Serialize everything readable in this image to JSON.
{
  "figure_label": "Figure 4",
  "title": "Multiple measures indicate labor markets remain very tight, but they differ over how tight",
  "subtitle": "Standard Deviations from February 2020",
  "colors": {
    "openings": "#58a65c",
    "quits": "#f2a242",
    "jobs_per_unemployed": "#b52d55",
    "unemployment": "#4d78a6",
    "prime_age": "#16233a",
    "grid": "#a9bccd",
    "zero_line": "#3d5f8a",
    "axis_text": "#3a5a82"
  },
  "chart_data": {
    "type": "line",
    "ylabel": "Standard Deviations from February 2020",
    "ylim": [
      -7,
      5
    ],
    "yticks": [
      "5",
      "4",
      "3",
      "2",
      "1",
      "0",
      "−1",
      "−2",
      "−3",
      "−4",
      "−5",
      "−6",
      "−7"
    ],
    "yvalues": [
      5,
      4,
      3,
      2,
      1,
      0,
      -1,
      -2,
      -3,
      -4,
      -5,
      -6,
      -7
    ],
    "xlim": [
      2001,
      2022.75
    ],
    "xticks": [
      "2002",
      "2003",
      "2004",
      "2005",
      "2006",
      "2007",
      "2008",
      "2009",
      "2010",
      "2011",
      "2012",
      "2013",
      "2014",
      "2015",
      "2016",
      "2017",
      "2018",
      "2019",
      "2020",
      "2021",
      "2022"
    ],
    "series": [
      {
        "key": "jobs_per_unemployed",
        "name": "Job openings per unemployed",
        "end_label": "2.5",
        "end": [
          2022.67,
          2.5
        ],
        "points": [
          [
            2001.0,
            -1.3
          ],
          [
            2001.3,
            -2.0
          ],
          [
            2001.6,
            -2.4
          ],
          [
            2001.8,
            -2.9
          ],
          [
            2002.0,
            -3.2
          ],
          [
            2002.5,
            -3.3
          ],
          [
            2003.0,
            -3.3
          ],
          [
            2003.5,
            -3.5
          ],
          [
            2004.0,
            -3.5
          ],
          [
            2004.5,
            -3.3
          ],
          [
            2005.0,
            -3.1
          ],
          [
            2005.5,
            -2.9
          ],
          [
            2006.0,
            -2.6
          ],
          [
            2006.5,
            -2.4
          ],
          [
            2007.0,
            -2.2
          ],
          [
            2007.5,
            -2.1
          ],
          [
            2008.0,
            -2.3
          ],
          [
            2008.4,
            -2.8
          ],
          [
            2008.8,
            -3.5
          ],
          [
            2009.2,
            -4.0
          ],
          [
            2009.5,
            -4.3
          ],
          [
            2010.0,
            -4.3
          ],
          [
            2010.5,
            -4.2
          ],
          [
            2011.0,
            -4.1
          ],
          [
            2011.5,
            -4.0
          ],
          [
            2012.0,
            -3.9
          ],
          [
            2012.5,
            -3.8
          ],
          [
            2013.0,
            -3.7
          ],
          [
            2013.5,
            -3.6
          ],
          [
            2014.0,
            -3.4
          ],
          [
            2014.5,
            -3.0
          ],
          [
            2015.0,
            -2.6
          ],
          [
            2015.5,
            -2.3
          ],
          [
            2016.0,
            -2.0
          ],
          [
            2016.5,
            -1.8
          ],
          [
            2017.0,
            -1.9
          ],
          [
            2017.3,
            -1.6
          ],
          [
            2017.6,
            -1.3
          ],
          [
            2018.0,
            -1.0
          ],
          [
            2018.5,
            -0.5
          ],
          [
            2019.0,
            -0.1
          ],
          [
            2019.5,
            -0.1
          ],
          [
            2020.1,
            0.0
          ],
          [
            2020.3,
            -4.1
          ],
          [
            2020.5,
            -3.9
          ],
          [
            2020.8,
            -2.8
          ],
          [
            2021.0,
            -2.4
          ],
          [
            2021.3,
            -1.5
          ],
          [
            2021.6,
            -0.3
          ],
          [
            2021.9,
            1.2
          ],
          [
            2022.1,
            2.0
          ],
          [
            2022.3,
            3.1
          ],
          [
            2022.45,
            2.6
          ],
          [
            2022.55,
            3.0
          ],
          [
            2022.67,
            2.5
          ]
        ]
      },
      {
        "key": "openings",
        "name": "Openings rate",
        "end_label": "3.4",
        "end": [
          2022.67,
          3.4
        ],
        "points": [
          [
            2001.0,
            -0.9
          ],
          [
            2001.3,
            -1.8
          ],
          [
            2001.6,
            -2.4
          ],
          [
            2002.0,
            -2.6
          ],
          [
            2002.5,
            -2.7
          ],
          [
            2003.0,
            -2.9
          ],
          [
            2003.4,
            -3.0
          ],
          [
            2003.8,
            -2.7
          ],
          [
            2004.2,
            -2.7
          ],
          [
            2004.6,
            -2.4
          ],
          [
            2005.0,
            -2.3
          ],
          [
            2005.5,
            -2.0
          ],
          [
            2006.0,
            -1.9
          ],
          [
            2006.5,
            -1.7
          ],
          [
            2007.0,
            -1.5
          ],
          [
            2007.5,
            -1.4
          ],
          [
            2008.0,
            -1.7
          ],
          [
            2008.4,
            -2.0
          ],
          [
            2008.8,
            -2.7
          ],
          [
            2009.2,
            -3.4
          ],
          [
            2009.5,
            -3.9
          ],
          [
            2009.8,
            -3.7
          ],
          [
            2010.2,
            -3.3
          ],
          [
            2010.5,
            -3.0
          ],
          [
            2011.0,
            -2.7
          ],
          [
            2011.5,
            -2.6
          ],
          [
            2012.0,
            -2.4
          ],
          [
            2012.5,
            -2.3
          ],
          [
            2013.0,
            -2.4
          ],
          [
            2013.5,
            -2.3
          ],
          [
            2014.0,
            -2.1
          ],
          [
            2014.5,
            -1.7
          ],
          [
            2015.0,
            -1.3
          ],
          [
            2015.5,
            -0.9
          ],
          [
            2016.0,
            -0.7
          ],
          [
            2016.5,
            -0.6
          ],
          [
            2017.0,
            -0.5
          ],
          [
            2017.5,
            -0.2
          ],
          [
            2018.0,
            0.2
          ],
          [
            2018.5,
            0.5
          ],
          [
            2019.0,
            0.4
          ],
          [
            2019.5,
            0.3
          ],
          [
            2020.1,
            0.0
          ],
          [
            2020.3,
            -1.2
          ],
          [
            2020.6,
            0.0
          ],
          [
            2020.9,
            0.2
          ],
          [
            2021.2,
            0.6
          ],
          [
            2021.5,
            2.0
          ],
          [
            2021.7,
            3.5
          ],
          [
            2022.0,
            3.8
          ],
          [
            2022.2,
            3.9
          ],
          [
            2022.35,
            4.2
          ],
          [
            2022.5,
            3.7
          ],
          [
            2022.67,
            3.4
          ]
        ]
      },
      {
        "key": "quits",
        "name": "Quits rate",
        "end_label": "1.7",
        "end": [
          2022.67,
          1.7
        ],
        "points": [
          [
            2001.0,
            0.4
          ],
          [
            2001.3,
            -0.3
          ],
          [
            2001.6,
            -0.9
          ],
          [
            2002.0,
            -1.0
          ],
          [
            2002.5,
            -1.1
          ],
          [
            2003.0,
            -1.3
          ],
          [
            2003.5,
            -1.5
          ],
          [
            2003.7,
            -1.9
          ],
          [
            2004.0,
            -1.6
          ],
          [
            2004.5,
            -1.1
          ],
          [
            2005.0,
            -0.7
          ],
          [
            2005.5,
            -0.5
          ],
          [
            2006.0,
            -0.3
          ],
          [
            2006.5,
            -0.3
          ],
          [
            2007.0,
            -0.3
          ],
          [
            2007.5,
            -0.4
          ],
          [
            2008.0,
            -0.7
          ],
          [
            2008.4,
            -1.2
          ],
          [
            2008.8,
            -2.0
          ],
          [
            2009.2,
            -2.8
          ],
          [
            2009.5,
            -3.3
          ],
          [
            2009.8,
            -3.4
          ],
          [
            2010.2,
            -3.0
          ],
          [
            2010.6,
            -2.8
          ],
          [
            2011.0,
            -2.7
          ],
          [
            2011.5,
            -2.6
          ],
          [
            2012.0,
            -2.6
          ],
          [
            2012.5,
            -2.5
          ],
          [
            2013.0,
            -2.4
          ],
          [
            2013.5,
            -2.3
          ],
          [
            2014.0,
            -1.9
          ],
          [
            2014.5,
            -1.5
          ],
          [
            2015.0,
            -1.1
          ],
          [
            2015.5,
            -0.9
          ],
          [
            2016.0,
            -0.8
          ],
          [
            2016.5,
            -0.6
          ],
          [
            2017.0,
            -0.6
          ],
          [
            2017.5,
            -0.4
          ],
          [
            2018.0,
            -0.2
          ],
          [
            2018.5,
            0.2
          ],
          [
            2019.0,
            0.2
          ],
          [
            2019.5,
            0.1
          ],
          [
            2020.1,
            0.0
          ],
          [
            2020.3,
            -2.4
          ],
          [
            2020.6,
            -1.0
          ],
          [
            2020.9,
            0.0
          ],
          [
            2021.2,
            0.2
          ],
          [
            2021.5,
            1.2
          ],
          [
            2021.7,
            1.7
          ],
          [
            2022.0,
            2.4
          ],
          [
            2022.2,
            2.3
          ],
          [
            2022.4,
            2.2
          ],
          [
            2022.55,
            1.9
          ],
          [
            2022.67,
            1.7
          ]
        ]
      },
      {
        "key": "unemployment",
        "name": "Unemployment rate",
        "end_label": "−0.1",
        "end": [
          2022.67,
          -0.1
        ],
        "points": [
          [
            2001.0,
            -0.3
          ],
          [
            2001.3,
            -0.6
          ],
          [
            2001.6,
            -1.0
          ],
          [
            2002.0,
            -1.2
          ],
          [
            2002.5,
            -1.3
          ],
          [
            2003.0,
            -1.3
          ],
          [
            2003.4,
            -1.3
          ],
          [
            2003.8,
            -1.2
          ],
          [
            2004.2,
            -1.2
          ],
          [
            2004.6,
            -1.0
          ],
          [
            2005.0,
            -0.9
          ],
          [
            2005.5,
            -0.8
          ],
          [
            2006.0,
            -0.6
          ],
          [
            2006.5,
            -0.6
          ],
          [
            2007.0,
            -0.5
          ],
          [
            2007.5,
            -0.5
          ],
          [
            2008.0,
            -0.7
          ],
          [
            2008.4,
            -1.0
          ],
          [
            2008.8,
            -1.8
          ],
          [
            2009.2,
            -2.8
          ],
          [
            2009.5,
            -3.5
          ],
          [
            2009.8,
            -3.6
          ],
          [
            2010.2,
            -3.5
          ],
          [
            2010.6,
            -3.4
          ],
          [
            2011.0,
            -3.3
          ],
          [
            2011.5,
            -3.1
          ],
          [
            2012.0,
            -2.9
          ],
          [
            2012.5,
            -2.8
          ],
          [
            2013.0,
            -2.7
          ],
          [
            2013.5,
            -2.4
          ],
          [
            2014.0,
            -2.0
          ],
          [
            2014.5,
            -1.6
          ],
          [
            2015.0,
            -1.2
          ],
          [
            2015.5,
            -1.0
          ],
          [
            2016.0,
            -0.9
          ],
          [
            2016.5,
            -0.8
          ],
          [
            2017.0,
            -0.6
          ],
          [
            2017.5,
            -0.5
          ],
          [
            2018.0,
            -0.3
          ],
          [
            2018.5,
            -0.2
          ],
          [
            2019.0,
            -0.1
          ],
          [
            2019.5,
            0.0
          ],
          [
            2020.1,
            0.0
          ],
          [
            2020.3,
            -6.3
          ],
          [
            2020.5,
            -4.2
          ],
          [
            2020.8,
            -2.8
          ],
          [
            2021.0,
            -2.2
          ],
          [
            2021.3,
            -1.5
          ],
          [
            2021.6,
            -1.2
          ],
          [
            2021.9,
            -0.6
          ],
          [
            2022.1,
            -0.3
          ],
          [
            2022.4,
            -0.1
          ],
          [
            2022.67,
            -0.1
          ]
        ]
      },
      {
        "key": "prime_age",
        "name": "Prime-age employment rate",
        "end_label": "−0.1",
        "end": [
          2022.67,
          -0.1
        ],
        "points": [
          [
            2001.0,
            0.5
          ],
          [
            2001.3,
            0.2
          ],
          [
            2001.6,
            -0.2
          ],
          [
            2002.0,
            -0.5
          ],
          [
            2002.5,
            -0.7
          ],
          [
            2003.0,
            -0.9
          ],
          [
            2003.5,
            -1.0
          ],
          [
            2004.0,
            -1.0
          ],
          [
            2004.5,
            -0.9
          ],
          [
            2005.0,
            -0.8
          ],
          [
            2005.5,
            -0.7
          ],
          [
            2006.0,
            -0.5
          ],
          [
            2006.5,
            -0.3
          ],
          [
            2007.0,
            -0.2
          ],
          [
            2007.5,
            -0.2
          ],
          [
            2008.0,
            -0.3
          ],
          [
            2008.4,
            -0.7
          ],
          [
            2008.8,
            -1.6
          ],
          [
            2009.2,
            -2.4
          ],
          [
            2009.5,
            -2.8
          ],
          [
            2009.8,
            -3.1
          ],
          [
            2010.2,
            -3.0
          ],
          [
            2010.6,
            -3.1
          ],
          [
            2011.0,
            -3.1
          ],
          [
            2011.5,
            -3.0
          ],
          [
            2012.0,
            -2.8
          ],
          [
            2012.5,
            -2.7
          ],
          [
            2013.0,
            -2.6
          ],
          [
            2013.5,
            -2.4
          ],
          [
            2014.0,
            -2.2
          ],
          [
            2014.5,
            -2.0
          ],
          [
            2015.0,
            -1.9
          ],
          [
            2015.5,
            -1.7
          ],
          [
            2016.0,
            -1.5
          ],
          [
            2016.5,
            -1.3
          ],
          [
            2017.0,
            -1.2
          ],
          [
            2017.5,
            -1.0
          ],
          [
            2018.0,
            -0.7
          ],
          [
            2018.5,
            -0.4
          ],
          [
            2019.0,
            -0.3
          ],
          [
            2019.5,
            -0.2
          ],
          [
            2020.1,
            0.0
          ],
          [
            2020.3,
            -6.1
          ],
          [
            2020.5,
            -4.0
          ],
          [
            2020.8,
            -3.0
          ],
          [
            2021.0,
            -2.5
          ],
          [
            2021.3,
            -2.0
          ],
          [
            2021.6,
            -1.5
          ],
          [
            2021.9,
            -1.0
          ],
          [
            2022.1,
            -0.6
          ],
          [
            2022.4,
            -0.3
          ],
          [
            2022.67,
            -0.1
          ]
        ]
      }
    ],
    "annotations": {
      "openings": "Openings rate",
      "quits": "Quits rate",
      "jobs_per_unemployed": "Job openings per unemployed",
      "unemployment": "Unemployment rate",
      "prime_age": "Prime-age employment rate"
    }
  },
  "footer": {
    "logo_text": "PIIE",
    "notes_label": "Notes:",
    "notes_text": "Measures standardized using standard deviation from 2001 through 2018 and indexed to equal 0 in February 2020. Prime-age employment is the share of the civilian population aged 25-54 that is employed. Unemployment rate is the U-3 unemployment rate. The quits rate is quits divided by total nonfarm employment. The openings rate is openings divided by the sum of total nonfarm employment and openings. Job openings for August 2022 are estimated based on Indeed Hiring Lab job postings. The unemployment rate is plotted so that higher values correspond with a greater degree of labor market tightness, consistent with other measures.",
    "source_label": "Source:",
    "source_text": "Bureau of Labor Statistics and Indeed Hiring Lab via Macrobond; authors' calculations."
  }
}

◆ Exercise: Take every line above carrying "February" and return it.

◆ Exercise result:
  "subtitle": "Standard Deviations from February 2020",
    "ylabel": "Standard Deviations from February 2020",
    "notes_text": "Measures standardized using standard deviation from 2001 through 2018 and indexed to equal 0 in February 2020. Prime-age employment is the share of the civilian population aged 25-54 that is employed. Unemployment rate is the U-3 unemployment rate. The quits rate is quits divided by total nonfarm employment. The openings rate is openings divided by the sum of total nonfarm employment and openings. Job openings for August 2022 are estimated based on Indeed Hiring Lab job postings. The unemployment rate is plotted so that higher values correspond with a greater degree of labor market tightness, consistent with other measures.",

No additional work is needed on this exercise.